— Exercise —
Copy every line from the data below in which the string "chat" can be found.

— Entries supplied —
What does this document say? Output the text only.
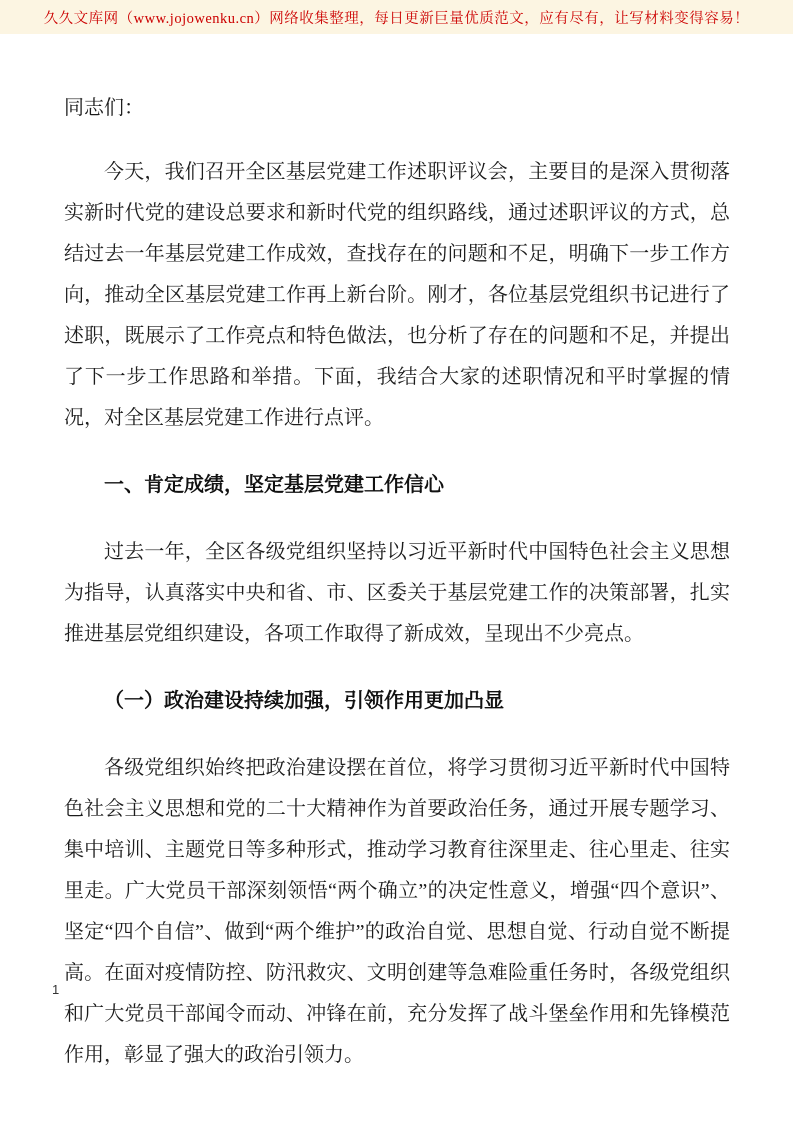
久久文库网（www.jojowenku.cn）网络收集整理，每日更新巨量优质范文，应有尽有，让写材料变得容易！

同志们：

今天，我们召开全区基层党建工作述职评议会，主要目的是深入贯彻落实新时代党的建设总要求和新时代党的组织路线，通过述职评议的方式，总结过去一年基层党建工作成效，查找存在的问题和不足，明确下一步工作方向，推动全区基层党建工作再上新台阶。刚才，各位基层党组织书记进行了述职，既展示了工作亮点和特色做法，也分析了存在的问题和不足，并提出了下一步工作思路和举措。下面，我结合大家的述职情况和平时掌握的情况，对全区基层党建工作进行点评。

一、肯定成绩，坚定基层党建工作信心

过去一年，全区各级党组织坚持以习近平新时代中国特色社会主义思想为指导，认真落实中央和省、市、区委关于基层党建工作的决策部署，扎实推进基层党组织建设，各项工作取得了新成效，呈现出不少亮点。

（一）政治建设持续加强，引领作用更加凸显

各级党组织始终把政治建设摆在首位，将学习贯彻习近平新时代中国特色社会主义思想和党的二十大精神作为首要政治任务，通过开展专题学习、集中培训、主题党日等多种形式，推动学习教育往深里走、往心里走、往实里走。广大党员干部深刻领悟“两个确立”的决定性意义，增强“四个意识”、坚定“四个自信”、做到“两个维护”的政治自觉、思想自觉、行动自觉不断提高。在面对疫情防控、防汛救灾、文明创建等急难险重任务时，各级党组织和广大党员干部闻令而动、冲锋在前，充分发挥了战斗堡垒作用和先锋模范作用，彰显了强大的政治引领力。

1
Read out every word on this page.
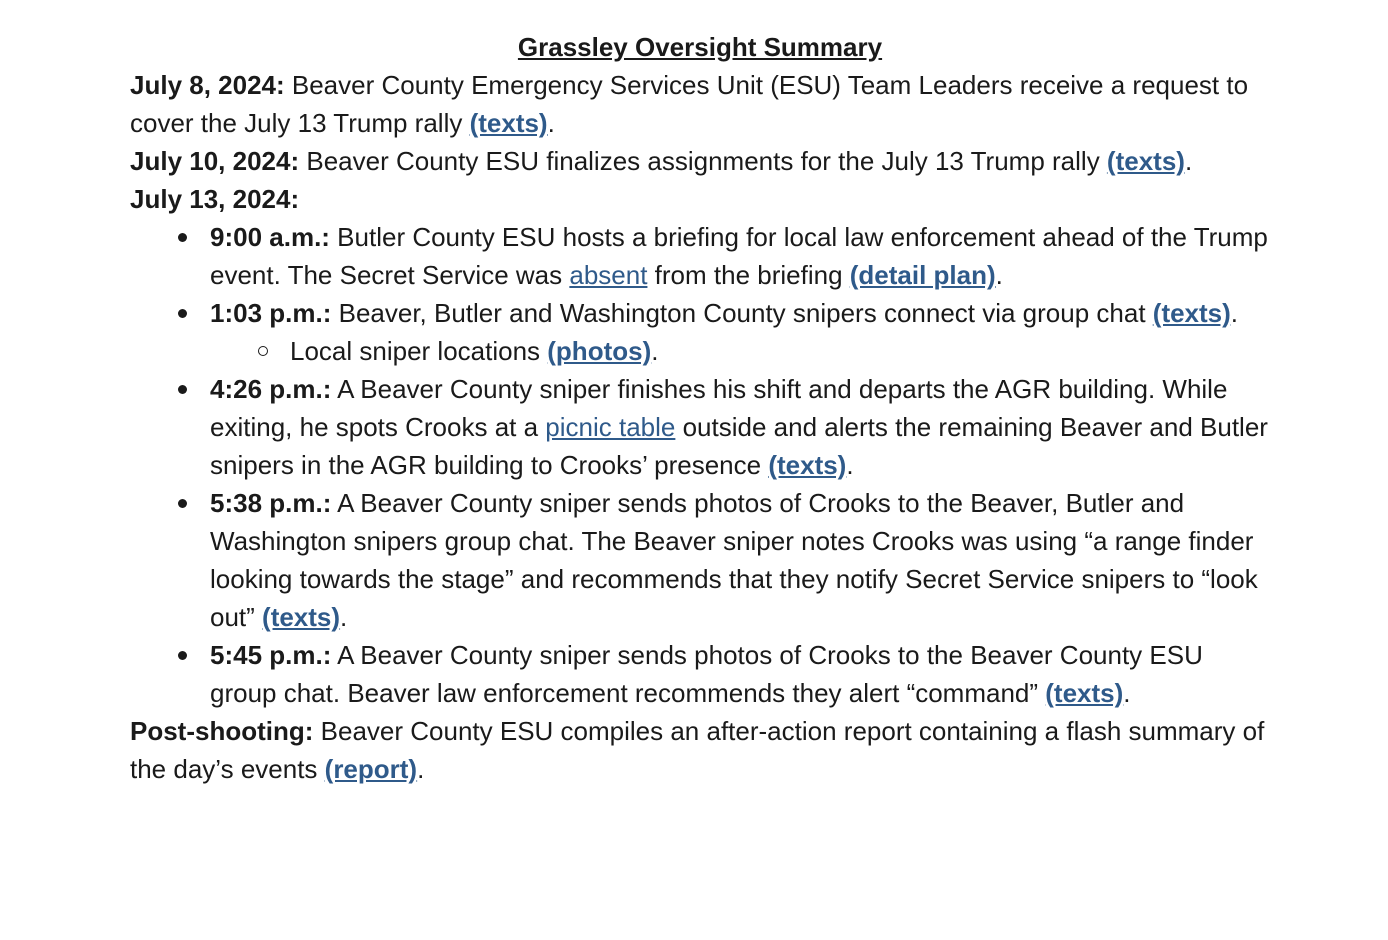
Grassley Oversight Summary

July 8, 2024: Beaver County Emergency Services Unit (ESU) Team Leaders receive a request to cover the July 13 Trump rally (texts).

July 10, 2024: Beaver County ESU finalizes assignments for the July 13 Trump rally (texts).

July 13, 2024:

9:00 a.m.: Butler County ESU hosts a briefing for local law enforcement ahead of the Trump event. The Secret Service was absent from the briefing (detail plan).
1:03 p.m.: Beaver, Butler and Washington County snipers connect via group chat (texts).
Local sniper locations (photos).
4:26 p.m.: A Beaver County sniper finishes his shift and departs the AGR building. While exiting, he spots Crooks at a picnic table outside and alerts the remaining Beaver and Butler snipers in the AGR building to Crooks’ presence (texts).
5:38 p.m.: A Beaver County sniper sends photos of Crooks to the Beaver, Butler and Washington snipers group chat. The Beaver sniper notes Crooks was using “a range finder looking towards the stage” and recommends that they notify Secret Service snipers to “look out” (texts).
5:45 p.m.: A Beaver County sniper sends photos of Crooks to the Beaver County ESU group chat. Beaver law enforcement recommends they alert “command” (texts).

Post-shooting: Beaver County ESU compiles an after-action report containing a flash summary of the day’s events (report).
* * *
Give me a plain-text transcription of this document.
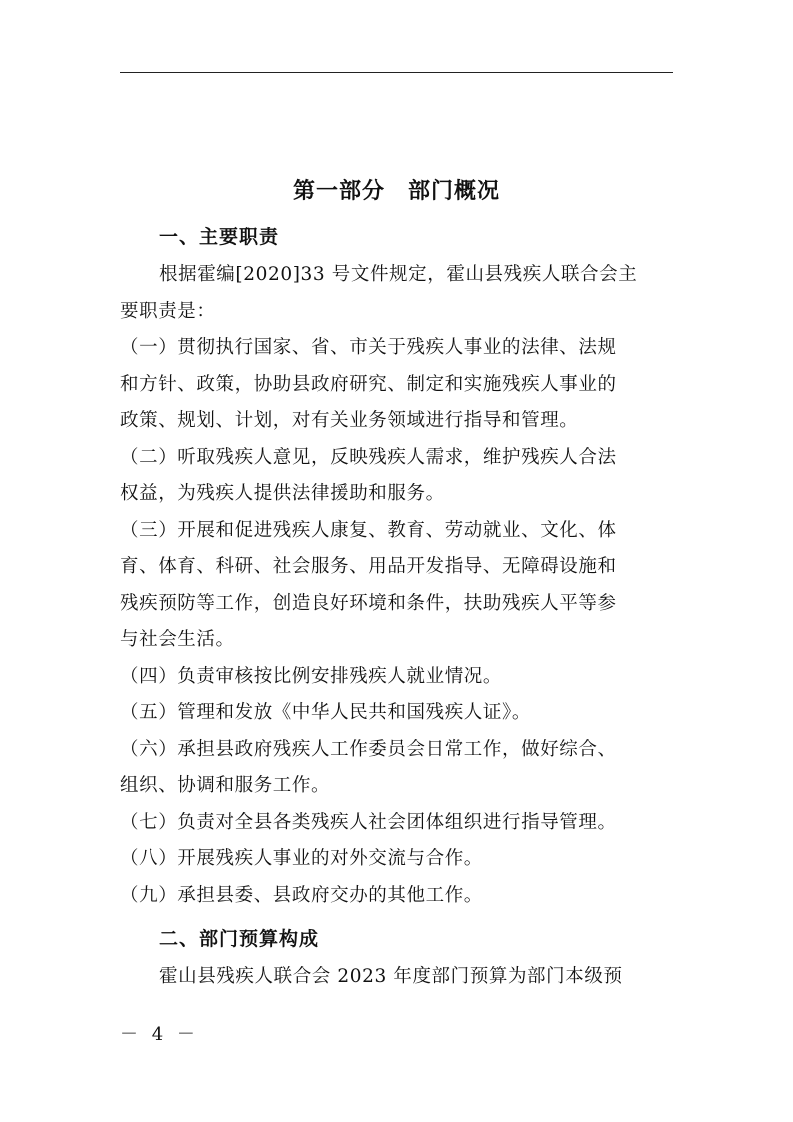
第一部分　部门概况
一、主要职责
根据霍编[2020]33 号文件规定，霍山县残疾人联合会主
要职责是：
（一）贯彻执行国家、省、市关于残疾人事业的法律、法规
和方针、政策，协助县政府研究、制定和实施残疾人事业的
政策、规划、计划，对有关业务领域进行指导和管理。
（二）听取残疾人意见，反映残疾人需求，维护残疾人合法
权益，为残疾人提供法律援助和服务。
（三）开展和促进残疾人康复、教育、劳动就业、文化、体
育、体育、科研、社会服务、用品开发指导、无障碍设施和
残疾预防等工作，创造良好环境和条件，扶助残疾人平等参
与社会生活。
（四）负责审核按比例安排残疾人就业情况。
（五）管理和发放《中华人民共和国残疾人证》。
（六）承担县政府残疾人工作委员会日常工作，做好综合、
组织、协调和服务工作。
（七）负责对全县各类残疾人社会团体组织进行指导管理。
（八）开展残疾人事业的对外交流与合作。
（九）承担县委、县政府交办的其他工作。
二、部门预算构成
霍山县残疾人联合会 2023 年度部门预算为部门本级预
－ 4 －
* * *
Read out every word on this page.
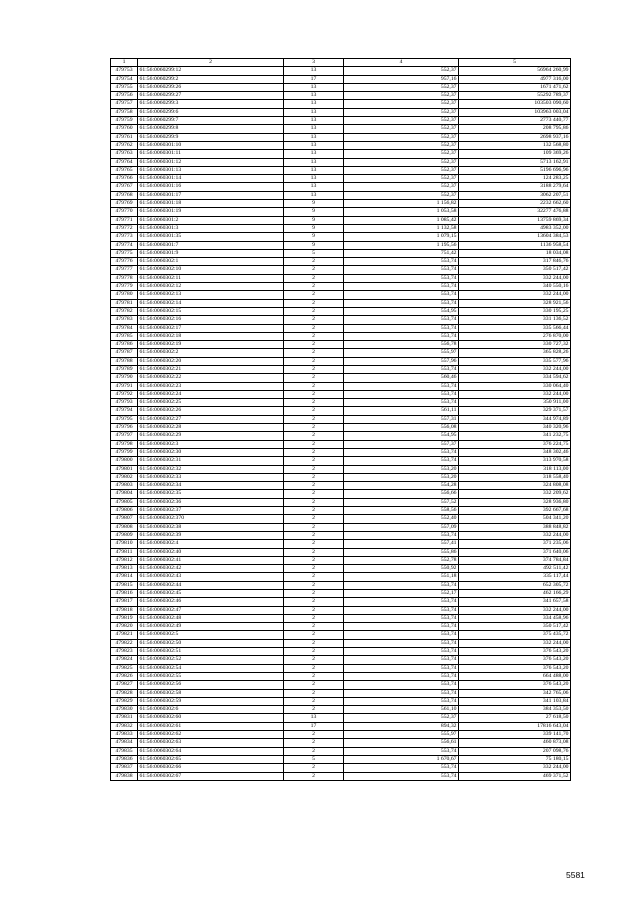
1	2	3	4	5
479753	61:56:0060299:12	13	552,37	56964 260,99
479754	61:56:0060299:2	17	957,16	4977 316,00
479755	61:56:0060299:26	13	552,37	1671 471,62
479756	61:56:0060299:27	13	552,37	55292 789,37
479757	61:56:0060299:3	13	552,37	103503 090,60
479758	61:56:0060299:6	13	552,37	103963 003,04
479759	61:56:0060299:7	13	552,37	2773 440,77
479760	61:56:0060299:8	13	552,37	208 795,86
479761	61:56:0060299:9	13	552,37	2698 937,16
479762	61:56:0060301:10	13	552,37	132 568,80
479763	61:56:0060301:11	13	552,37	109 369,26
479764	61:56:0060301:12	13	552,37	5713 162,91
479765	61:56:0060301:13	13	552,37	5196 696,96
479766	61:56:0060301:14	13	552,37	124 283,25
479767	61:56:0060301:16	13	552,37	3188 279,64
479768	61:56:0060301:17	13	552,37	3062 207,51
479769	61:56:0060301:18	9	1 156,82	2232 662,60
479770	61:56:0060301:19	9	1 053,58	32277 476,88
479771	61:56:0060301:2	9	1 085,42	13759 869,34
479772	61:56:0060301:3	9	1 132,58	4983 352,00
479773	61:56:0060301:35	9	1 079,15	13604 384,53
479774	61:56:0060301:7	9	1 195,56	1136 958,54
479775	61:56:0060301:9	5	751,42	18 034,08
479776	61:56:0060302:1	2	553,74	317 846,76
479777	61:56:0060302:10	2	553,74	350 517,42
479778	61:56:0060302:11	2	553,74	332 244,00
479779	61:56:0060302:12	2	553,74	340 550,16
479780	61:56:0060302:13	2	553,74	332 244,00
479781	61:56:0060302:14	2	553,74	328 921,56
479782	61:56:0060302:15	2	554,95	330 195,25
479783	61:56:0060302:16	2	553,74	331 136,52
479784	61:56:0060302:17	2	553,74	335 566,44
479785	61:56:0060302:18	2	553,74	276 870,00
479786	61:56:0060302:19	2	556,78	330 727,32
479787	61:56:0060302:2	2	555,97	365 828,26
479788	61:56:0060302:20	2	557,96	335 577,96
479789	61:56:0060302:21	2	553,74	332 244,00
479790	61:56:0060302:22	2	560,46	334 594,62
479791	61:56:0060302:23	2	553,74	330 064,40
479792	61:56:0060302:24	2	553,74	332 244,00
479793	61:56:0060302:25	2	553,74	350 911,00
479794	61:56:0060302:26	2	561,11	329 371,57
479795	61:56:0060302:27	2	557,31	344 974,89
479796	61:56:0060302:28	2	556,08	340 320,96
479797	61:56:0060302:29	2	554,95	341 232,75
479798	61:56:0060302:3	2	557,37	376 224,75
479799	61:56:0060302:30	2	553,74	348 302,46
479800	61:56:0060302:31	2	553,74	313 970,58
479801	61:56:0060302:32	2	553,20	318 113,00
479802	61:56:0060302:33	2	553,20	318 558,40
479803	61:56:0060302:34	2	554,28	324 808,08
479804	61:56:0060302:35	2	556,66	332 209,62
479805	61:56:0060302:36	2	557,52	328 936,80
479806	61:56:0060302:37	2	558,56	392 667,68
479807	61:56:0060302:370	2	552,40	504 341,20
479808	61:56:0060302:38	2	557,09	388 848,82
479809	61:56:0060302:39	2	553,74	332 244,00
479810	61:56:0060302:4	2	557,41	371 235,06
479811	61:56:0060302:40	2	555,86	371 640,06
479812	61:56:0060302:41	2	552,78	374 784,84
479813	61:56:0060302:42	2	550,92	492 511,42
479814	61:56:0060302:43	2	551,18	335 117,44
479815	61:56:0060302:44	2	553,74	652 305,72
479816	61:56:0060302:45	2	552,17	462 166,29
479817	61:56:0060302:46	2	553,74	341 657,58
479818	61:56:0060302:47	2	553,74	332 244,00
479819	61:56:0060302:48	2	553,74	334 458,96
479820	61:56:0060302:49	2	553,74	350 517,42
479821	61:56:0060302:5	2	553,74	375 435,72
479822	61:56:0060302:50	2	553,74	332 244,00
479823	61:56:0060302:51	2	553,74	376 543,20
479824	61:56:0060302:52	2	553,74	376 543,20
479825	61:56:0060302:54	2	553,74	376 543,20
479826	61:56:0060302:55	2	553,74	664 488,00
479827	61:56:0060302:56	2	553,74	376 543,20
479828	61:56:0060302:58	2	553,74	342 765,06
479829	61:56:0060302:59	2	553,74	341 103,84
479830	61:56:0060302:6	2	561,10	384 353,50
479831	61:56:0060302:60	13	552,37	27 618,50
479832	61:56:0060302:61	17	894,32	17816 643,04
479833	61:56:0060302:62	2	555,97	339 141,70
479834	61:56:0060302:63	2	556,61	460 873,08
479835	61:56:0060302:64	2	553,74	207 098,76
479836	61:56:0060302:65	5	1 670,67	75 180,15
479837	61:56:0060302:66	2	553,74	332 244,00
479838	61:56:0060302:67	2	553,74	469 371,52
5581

— Task response —
1:03 p.m.: Beaver, Butler and Washington County snipers connect via group chat (texts).
5:38 p.m.: A Beaver County sniper sends photos of Crooks to the Beaver, Butler and Washington snipers group chat. The Beaver sniper notes Crooks was using “a range finder looking towards the stage” and recommends that they notify Secret Service snipers to “look out” (texts).
5:45 p.m.: A Beaver County sniper sends photos of Crooks to the Beaver County ESU group chat. Beaver law enforcement recommends they alert “command” (texts).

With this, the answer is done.